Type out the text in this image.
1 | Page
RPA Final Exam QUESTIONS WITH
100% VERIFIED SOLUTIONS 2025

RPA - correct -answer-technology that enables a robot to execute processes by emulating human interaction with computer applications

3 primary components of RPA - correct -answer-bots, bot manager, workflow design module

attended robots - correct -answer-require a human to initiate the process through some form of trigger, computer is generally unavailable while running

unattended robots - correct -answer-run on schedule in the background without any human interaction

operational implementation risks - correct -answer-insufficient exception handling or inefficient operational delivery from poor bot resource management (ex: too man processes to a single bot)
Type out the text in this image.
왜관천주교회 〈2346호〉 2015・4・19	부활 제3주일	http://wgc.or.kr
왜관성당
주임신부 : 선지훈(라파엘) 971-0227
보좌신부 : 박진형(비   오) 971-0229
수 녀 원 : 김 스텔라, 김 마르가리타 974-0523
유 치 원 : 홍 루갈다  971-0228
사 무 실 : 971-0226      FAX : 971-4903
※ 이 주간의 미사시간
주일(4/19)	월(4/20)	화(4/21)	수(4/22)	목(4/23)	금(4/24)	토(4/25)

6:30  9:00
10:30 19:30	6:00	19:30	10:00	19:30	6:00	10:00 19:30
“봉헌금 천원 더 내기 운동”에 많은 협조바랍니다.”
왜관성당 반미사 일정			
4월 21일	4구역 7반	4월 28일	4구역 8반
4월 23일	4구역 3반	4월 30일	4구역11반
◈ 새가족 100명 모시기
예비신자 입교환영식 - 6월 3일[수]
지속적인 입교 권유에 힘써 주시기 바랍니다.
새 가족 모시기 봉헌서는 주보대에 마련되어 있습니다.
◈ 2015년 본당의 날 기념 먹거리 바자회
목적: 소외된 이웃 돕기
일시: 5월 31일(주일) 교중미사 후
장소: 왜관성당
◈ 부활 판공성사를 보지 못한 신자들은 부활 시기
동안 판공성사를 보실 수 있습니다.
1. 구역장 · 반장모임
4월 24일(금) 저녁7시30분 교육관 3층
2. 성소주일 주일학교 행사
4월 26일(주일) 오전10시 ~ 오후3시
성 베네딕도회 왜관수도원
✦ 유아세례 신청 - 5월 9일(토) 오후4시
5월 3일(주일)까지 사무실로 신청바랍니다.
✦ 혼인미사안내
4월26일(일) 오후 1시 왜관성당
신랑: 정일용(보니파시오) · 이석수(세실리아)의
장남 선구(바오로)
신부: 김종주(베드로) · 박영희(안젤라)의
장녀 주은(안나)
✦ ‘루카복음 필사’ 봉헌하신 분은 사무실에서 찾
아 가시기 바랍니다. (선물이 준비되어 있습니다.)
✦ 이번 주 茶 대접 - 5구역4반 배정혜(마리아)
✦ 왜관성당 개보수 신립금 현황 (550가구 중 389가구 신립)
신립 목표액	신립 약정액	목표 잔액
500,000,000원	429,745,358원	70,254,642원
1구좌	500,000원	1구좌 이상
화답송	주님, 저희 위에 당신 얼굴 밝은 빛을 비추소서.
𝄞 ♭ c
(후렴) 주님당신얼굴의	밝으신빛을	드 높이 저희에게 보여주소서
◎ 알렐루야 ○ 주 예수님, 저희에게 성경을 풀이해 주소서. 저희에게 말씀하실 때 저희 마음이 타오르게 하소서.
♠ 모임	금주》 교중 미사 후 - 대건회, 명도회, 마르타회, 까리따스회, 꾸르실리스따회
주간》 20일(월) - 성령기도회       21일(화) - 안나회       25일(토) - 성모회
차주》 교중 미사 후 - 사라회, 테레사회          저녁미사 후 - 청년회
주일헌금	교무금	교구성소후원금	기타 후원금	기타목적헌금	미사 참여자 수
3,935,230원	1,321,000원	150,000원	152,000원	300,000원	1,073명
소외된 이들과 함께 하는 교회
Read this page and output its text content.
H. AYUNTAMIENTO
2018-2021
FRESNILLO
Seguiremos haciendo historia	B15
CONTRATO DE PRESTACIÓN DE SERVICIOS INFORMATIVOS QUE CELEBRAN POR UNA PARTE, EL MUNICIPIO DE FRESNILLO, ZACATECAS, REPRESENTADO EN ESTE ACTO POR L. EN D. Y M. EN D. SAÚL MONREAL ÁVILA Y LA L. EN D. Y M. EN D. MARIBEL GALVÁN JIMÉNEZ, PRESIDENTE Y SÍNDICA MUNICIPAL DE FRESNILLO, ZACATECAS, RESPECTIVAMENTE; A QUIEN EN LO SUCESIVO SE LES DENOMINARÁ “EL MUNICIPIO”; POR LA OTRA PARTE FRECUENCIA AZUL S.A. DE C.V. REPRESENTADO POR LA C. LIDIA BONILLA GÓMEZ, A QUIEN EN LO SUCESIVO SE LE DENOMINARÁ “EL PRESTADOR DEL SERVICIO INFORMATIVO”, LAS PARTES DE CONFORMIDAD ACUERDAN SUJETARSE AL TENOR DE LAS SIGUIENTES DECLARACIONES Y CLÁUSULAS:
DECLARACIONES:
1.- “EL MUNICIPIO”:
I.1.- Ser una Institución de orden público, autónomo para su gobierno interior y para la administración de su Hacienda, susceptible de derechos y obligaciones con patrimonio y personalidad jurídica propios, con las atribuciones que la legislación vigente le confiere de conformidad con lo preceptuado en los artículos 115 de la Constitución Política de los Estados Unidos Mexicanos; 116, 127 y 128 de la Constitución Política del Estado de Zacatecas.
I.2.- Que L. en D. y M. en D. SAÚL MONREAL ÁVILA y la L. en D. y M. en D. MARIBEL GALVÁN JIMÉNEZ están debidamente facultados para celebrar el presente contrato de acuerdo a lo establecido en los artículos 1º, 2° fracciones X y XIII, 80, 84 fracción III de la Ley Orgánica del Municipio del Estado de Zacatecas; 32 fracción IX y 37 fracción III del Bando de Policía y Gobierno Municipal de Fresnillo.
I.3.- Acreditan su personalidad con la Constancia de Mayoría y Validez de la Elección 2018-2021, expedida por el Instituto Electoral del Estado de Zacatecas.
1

● ● ●

→ **Task objective**: Copy out every line of the listing that includes the string "JIMÉNEZ".

→ **Task output**:
CONTRATO DE PRESTACIÓN DE SERVICIOS INFORMATIVOS QUE CELEBRAN POR UNA PARTE, EL MUNICIPIO DE FRESNILLO, ZACATECAS, REPRESENTADO EN ESTE ACTO POR L. EN D. Y M. EN D. SAÚL MONREAL ÁVILA Y LA L. EN D. Y M. EN D. MARIBEL GALVÁN JIMÉNEZ, PRESIDENTE Y SÍNDICA MUNICIPAL DE FRESNILLO, ZACATECAS, RESPECTIVAMENTE; A QUIEN EN LO SUCESIVO SE LES DENOMINARÁ “EL MUNICIPIO”; POR LA OTRA PARTE FRECUENCIA AZUL S.A. DE C.V. REPRESENTADO POR LA C. LIDIA BONILLA GÓMEZ, A QUIEN EN LO SUCESIVO SE LE DENOMINARÁ “EL PRESTADOR DEL SERVICIO INFORMATIVO”, LAS PARTES DE CONFORMIDAD ACUERDAN SUJETARSE AL TENOR DE LAS SIGUIENTES DECLARACIONES Y CLÁUSULAS:
I.2.- Que L. en D. y M. en D. SAÚL MONREAL ÁVILA y la L. en D. y M. en D. MARIBEL GALVÁN JIMÉNEZ están debidamente facultados para celebrar el presente contrato de acuerdo a lo establecido en los artículos 1º, 2° fracciones X y XIII, 80, 84 fracción III de la Ley Orgánica del Municipio del Estado de Zacatecas; 32 fracción IX y 37 fracción III del Bando de Policía y Gobierno Municipal de Fresnillo.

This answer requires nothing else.